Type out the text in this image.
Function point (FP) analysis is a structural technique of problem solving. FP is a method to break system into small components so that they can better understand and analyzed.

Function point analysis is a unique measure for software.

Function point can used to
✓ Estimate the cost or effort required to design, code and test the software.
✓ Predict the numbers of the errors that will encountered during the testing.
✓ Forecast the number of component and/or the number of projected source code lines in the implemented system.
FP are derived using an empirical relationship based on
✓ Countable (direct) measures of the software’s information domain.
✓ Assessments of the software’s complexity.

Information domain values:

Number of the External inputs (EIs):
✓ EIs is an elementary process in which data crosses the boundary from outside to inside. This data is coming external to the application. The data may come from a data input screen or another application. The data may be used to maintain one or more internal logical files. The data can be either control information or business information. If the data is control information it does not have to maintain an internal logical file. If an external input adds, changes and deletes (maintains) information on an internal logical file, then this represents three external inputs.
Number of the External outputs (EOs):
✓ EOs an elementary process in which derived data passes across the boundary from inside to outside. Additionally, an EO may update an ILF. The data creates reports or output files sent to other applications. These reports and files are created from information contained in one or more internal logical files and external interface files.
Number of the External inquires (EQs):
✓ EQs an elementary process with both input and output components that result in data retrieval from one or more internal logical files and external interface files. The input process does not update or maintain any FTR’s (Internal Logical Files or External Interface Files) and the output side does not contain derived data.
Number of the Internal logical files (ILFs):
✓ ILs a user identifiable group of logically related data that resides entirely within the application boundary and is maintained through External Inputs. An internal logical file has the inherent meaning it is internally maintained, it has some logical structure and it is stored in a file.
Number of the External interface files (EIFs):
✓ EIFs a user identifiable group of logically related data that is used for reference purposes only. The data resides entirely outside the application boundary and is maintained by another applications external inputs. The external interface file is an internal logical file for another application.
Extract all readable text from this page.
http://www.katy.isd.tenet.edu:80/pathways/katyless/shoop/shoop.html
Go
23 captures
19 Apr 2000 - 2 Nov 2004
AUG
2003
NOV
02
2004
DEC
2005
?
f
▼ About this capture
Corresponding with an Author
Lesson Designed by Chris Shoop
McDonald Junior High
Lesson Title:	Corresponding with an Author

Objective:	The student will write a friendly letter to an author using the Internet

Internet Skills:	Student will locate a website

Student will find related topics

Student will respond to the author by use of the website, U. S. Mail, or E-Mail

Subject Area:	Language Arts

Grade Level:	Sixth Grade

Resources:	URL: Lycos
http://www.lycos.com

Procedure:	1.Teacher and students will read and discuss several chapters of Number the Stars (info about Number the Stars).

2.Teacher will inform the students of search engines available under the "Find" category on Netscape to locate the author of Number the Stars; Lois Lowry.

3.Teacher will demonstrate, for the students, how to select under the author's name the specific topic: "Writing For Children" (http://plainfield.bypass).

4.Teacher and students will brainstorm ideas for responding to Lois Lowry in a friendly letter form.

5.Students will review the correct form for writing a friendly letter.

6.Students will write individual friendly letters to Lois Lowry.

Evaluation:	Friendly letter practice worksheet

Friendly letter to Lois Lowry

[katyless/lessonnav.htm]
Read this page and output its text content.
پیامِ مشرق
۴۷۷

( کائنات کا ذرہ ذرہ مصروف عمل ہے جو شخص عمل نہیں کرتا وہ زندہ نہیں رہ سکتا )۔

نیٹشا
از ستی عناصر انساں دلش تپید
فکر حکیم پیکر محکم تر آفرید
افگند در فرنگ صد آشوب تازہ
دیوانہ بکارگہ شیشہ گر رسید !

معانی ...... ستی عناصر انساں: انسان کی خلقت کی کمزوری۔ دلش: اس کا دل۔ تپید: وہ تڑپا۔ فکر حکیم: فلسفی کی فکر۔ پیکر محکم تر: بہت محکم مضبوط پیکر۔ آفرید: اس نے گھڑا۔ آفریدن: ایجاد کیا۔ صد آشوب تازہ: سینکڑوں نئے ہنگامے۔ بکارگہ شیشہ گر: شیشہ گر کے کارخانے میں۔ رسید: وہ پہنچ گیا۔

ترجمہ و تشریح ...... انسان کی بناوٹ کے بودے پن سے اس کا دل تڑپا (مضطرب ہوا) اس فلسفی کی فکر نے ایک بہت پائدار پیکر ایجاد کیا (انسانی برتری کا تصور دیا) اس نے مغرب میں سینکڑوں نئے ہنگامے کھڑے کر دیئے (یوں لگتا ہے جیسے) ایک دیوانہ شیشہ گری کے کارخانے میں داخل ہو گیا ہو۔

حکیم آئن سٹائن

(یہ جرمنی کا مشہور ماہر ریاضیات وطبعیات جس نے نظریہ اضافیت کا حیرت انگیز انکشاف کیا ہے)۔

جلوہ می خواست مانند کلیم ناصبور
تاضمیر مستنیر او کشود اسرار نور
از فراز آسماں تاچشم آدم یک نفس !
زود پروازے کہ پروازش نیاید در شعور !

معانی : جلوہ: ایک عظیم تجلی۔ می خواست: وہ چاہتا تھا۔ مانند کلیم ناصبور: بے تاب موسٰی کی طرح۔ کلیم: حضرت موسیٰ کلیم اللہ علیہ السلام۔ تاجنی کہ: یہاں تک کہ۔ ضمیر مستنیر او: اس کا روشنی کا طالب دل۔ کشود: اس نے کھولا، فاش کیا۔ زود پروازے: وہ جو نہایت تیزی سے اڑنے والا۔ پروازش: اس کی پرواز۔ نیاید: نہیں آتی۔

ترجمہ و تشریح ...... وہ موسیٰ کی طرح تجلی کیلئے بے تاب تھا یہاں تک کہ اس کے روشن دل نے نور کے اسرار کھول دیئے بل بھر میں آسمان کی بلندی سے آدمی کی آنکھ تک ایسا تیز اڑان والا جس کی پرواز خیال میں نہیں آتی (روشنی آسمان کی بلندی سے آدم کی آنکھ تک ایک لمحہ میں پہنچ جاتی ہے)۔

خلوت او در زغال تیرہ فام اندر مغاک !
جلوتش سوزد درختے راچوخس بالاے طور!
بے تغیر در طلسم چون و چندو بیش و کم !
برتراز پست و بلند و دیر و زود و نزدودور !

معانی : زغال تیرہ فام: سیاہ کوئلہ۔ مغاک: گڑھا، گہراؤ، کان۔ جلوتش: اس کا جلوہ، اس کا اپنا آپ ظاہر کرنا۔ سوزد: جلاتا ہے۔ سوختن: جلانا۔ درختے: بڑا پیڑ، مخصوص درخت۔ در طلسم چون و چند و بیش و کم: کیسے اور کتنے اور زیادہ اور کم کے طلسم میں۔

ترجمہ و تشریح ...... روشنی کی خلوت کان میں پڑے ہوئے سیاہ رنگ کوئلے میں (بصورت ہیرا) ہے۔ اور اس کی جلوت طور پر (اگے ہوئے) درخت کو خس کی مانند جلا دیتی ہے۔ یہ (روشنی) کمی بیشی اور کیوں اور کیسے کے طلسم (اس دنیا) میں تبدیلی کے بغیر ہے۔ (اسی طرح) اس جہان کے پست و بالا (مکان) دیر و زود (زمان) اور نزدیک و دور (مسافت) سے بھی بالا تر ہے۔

§ WHAT THIS TASK INVOLVES:
Identify each line in the records above that contains the word "مغاک", and copy it out in full.

§ RESULT BELOW:
خلوت او در زغال تیرہ فام اندر مغاک !
معانی : زغال تیرہ فام: سیاہ کوئلہ۔ مغاک: گڑھا، گہراؤ، کان۔ جلوتش: اس کا جلوہ، اس کا اپنا آپ ظاہر کرنا۔ سوزد: جلاتا ہے۔ سوختن: جلانا۔ درختے: بڑا پیڑ، مخصوص درخت۔ در طلسم چون و چند و بیش و کم: کیسے اور کتنے اور زیادہ اور کم کے طلسم میں۔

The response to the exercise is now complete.